Below are some records; return each one exactly.

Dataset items
■ ■ ■ ■ ■
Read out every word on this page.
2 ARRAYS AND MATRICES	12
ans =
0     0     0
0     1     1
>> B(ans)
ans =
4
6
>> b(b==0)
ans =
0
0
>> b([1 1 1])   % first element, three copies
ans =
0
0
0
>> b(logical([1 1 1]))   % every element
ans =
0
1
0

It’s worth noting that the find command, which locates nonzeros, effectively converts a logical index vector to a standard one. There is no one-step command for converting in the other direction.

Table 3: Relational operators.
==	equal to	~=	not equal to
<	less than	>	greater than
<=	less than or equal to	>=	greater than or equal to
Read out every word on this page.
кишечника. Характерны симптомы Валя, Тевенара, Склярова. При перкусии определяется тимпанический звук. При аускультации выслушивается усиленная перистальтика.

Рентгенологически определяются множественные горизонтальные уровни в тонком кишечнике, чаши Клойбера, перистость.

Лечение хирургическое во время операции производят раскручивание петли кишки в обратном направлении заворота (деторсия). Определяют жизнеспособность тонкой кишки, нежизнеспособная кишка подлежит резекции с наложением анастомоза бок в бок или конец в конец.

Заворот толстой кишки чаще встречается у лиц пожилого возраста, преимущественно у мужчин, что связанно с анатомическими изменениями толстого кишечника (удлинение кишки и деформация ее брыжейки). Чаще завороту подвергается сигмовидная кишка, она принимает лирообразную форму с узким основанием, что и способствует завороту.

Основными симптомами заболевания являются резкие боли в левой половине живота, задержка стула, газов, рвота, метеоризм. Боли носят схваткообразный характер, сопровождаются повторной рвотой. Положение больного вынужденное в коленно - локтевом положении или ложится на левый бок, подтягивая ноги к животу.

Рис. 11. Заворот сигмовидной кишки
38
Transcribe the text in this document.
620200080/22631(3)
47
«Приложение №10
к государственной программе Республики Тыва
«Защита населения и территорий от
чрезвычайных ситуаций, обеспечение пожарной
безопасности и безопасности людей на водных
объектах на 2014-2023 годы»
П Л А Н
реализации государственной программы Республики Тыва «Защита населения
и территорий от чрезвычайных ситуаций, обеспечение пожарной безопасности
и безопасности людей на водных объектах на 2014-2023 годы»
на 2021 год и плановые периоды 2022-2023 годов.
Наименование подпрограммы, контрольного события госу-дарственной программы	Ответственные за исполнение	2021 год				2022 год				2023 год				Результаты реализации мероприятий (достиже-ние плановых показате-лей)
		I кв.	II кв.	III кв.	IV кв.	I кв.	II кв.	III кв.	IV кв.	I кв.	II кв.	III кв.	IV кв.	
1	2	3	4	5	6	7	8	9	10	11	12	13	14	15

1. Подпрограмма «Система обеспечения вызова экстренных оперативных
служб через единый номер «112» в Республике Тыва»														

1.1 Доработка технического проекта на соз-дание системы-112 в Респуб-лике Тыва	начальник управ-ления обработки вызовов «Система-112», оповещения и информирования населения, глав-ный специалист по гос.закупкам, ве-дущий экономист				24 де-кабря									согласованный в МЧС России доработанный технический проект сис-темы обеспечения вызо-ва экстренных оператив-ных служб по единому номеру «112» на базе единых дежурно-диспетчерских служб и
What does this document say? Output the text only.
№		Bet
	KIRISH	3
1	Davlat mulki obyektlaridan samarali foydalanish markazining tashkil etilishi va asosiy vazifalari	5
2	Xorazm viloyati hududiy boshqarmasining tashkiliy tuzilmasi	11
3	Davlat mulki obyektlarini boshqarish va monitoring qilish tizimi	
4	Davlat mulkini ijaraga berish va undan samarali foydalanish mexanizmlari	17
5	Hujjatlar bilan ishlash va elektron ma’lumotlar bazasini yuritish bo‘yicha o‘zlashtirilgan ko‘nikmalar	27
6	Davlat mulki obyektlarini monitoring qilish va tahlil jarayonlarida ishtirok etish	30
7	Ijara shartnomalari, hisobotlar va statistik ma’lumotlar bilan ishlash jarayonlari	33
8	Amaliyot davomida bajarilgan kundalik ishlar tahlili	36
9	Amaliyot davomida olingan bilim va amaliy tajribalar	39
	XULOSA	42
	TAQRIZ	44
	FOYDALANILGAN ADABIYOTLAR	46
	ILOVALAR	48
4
■ ■ ■ ■ ■
**Result of this task:**
Read out every word on this page.
2 ARRAYS AND MATRICES	12
ans =
0     0     0
0     1     1
>> B(ans)
ans =
4
6
>> b(b==0)
ans =
0
0
>> b([1 1 1])   % first element, three copies
ans =
0
0
0
>> b(logical([1 1 1]))   % every element
ans =
0
1
0

It’s worth noting that the find command, which locates nonzeros, effectively converts a logical index vector to a standard one. There is no one-step command for converting in the other direction.

Table 3: Relational operators.
==	equal to	~=	not equal to
<	less than	>	greater than
<=	less than or equal to	>=	greater than or equal to
Read out every word on this page.
кишечника. Характерны симптомы Валя, Тевенара, Склярова. При перкусии определяется тимпанический звук. При аускультации выслушивается усиленная перистальтика.

Рентгенологически определяются множественные горизонтальные уровни в тонком кишечнике, чаши Клойбера, перистость.

Лечение хирургическое во время операции производят раскручивание петли кишки в обратном направлении заворота (деторсия). Определяют жизнеспособность тонкой кишки, нежизнеспособная кишка подлежит резекции с наложением анастомоза бок в бок или конец в конец.

Заворот толстой кишки чаще встречается у лиц пожилого возраста, преимущественно у мужчин, что связанно с анатомическими изменениями толстого кишечника (удлинение кишки и деформация ее брыжейки). Чаще завороту подвергается сигмовидная кишка, она принимает лирообразную форму с узким основанием, что и способствует завороту.

Основными симптомами заболевания являются резкие боли в левой половине живота, задержка стула, газов, рвота, метеоризм. Боли носят схваткообразный характер, сопровождаются повторной рвотой. Положение больного вынужденное в коленно - локтевом положении или ложится на левый бок, подтягивая ноги к животу.

Рис. 11. Заворот сигмовидной кишки
38
Transcribe the text in this document.
620200080/22631(3)
47
«Приложение №10
к государственной программе Республики Тыва
«Защита населения и территорий от
чрезвычайных ситуаций, обеспечение пожарной
безопасности и безопасности людей на водных
объектах на 2014-2023 годы»
П Л А Н
реализации государственной программы Республики Тыва «Защита населения
и территорий от чрезвычайных ситуаций, обеспечение пожарной безопасности
и безопасности людей на водных объектах на 2014-2023 годы»
на 2021 год и плановые периоды 2022-2023 годов.
Наименование подпрограммы, контрольного события госу-дарственной программы	Ответственные за исполнение	2021 год				2022 год				2023 год				Результаты реализации мероприятий (достиже-ние плановых показате-лей)
		I кв.	II кв.	III кв.	IV кв.	I кв.	II кв.	III кв.	IV кв.	I кв.	II кв.	III кв.	IV кв.	
1	2	3	4	5	6	7	8	9	10	11	12	13	14	15

1. Подпрограмма «Система обеспечения вызова экстренных оперативных
служб через единый номер «112» в Республике Тыва»														

1.1 Доработка технического проекта на соз-дание системы-112 в Респуб-лике Тыва	начальник управ-ления обработки вызовов «Система-112», оповещения и информирования населения, глав-ный специалист по гос.закупкам, ве-дущий экономист				24 де-кабря									согласованный в МЧС России доработанный технический проект сис-темы обеспечения вызо-ва экстренных оператив-ных служб по единому номеру «112» на базе единых дежурно-диспетчерских служб и
What does this document say? Output the text only.
№		Bet
	KIRISH	3
1	Davlat mulki obyektlaridan samarali foydalanish markazining tashkil etilishi va asosiy vazifalari	5
2	Xorazm viloyati hududiy boshqarmasining tashkiliy tuzilmasi	11
3	Davlat mulki obyektlarini boshqarish va monitoring qilish tizimi	
4	Davlat mulkini ijaraga berish va undan samarali foydalanish mexanizmlari	17
5	Hujjatlar bilan ishlash va elektron ma’lumotlar bazasini yuritish bo‘yicha o‘zlashtirilgan ko‘nikmalar	27
6	Davlat mulki obyektlarini monitoring qilish va tahlil jarayonlarida ishtirok etish	30
7	Ijara shartnomalari, hisobotlar va statistik ma’lumotlar bilan ishlash jarayonlari	33
8	Amaliyot davomida bajarilgan kundalik ishlar tahlili	36
9	Amaliyot davomida olingan bilim va amaliy tajribalar	39
	XULOSA	42
	TAQRIZ	44
	FOYDALANILGAN ADABIYOTLAR	46
	ILOVALAR	48
4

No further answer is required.